| REQUIREMENTS |
Where a line holds "knowledge", copy it.
-- START OF THE RECORDS --
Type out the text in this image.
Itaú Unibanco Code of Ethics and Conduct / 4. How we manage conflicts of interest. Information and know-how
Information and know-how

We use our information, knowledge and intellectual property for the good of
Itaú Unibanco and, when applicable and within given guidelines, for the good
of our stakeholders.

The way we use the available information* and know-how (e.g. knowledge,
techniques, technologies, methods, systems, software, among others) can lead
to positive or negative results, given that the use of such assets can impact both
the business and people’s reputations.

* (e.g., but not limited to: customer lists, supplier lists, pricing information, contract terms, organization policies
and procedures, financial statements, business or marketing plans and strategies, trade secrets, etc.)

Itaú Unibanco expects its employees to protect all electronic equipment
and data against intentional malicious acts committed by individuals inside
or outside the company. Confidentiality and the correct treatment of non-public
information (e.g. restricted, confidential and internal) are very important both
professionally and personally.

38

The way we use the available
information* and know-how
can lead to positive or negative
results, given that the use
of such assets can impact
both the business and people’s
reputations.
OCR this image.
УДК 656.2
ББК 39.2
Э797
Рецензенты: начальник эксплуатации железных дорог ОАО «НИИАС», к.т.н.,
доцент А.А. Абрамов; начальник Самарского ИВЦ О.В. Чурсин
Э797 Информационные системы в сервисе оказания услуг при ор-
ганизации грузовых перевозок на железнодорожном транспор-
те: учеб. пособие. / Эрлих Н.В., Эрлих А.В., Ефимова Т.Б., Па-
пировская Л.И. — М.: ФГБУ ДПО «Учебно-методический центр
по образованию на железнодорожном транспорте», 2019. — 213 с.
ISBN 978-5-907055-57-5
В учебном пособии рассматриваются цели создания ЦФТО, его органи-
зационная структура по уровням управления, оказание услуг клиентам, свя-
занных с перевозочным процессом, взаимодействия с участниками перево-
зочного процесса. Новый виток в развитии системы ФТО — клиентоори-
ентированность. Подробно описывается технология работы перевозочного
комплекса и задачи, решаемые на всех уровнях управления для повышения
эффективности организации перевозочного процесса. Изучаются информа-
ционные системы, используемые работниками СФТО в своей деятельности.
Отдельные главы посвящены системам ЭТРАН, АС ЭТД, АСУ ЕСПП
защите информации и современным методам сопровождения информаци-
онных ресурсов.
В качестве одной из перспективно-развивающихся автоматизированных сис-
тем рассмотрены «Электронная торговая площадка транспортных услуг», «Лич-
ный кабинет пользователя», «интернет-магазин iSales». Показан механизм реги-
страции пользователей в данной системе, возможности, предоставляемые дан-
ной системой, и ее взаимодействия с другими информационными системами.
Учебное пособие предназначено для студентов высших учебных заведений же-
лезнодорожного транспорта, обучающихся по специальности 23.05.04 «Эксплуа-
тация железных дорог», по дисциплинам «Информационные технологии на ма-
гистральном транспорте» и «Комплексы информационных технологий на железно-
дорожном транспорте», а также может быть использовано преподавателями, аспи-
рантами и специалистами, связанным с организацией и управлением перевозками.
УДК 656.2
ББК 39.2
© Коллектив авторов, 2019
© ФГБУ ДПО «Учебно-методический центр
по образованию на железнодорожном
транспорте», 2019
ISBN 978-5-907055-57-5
-- END OF THE RECORDS --
| THE SOLUTION |
We use our information, knowledge and intellectual property for the good of
The way we use the available information* and know-how (e.g. knowledge,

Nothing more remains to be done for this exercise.